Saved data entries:
....

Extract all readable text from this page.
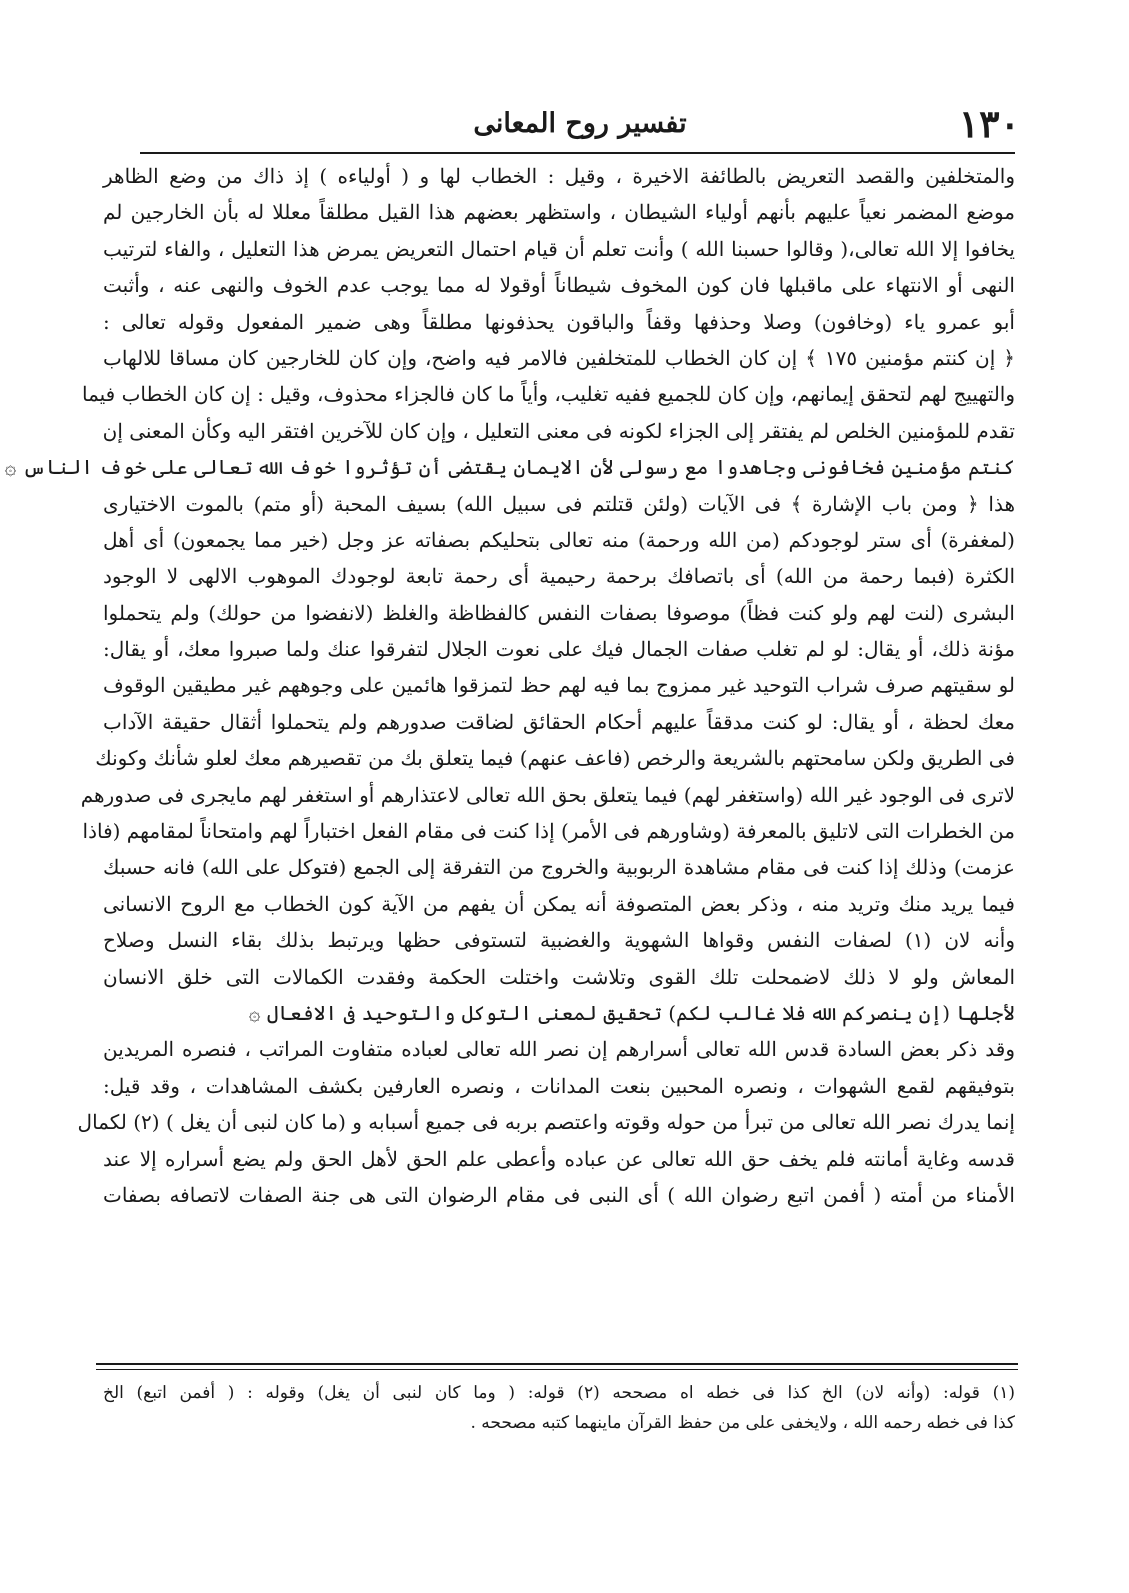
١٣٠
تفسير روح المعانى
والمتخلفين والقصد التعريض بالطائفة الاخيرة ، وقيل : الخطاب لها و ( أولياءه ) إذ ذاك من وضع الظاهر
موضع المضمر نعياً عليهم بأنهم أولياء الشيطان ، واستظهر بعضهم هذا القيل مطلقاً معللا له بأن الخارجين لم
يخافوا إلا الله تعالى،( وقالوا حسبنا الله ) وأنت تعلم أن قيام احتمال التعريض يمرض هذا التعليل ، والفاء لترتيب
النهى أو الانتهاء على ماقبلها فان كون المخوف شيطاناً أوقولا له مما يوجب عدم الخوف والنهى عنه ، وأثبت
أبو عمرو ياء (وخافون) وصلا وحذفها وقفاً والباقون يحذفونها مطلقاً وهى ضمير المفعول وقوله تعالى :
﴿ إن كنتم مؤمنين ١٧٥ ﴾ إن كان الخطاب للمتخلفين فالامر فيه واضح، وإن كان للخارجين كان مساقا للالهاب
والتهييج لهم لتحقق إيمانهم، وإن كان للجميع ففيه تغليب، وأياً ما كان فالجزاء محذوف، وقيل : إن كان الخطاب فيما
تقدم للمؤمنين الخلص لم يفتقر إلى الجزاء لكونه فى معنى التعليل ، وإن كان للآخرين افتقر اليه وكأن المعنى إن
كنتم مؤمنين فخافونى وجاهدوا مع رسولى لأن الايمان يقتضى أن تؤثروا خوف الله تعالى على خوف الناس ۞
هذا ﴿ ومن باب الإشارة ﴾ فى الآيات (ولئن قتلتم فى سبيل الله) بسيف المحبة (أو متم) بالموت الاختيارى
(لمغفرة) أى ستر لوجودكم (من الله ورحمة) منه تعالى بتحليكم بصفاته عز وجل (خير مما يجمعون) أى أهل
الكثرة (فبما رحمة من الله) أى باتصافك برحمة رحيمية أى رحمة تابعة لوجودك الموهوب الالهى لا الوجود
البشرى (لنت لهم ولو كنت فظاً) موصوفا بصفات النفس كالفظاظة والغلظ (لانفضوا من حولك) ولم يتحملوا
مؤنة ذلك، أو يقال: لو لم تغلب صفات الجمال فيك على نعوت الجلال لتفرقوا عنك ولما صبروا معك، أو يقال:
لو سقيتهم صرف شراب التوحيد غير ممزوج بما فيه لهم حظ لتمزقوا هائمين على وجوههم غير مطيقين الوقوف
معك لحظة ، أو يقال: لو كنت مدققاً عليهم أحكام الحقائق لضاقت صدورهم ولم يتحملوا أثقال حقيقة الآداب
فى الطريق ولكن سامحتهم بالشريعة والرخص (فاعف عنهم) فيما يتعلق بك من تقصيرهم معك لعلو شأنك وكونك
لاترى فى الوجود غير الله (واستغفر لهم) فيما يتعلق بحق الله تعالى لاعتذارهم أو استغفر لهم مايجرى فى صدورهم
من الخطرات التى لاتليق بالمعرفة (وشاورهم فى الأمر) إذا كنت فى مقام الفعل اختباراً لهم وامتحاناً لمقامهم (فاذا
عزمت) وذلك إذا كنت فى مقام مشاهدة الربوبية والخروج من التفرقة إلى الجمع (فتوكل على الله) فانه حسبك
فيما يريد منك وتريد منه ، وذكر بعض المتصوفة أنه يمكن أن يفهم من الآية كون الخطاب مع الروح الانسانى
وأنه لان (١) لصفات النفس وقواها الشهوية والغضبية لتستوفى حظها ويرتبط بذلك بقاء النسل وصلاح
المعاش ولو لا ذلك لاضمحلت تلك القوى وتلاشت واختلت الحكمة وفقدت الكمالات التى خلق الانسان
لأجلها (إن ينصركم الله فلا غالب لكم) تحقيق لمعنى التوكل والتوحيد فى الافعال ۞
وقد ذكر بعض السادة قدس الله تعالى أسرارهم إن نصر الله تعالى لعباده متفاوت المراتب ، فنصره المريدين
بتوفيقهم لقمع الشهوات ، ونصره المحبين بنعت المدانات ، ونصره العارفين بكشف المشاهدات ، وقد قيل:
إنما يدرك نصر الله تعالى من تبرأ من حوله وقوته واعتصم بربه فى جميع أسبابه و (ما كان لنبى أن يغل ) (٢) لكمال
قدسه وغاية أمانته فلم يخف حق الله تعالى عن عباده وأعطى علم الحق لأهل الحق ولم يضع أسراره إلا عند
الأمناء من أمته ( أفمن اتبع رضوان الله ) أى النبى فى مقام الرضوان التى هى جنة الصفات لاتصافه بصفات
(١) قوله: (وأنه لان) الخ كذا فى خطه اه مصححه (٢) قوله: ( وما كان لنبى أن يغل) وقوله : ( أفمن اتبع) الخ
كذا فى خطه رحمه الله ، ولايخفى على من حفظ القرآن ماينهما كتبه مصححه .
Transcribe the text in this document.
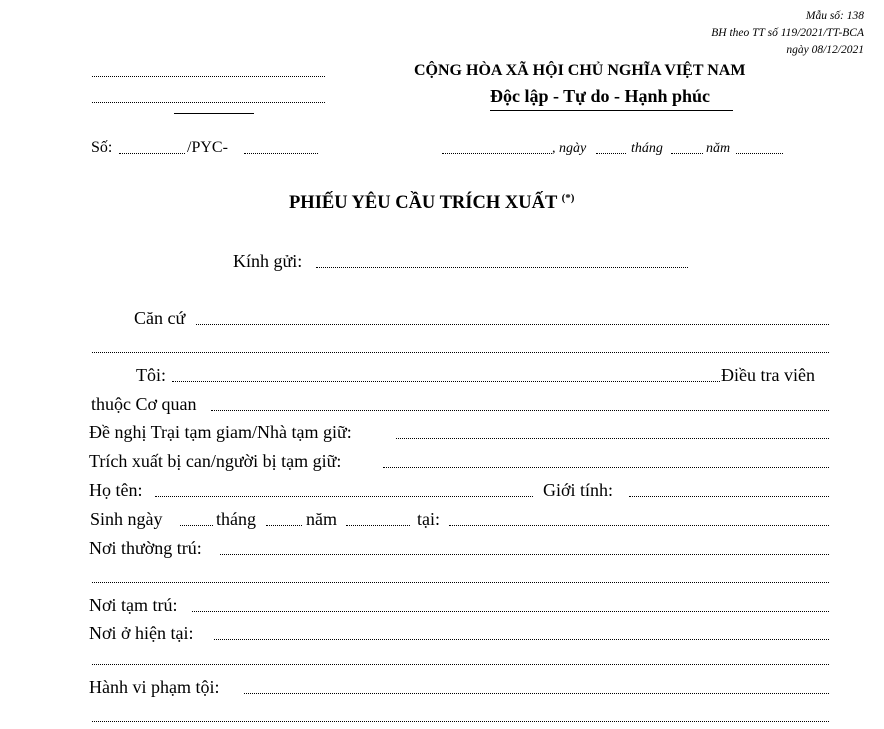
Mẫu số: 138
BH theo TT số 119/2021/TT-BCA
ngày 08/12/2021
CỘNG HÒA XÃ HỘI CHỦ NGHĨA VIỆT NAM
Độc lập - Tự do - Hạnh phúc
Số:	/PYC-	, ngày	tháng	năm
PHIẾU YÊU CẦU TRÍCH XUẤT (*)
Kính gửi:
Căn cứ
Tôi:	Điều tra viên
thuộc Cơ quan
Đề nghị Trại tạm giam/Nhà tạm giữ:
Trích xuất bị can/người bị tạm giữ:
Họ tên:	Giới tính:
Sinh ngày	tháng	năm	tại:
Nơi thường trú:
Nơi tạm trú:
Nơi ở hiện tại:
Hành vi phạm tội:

....

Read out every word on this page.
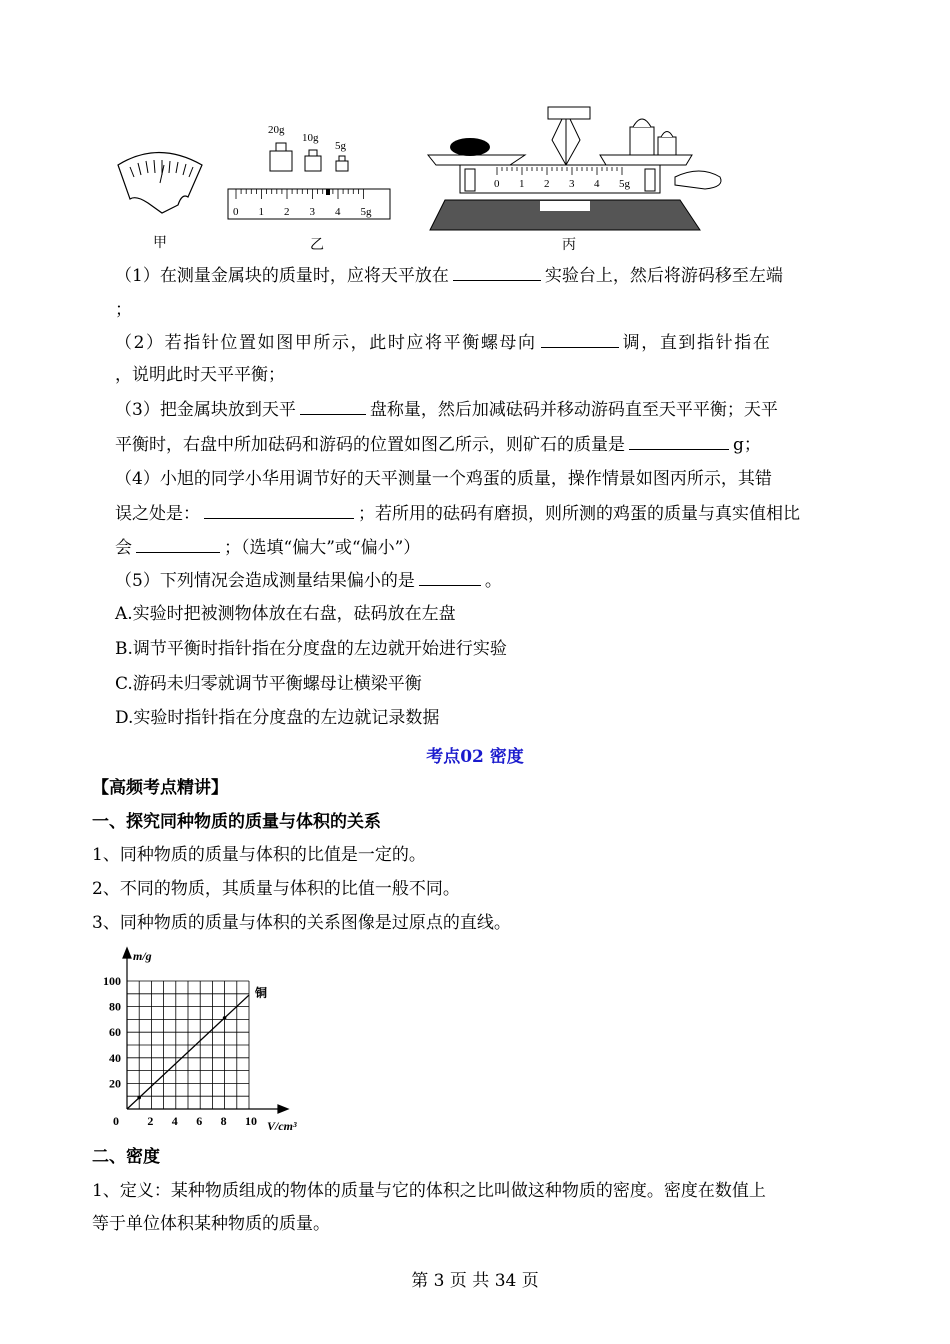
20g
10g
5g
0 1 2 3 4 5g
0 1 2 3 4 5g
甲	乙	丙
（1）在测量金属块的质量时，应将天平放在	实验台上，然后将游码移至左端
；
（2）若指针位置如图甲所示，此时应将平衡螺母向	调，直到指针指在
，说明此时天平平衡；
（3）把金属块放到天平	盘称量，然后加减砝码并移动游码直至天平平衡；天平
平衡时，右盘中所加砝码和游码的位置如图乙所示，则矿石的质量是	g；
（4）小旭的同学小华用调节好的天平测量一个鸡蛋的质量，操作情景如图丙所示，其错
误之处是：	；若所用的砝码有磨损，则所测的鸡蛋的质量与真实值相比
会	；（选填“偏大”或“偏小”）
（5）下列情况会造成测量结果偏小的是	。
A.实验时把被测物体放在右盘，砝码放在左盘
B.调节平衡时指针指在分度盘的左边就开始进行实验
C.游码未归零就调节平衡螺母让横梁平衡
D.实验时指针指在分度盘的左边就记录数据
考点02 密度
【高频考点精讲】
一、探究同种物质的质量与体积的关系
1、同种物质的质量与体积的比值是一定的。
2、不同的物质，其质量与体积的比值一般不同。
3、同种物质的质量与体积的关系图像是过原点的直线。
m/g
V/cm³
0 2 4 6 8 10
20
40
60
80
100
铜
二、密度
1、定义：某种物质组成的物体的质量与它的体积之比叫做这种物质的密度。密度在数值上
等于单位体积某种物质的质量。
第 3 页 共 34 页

....

(Problem statement)
Across all the entries, count the lines that contain the word "ngày" and give the number by itself.

(Result of the task)
3